INPUT FOR THIS TASK
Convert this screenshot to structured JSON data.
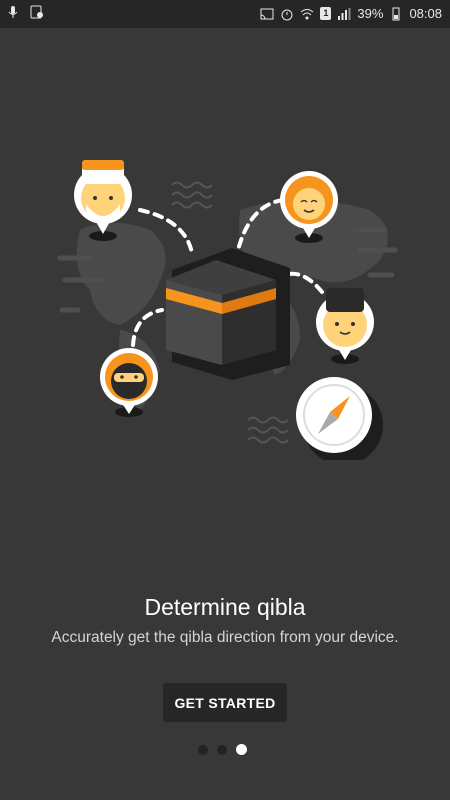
{
  "status_bar": {
    "battery_percent": "39%",
    "time": "08:08",
    "sim_badge": "1",
    "icons": [
      "mic-icon",
      "screen-record-icon",
      "cast-icon",
      "alarm-icon",
      "wifi-icon",
      "signal-icon",
      "battery-icon"
    ]
  },
  "onboarding": {
    "title": "Determine qibla",
    "subtitle": "Accurately get the qibla direction from your device.",
    "button_label": "GET STARTED",
    "page_count": 3,
    "active_page": 3
  },
  "colors": {
    "background": "#383838",
    "accent": "#f7941d",
    "button": "#262626"
  }
}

TASK PROMPT
In the listing above, find each line with the word "qibla" and copy it.

EXPECTED OUTPUT
    "title": "Determine qibla",
    "subtitle": "Accurately get the qibla direction from your device.",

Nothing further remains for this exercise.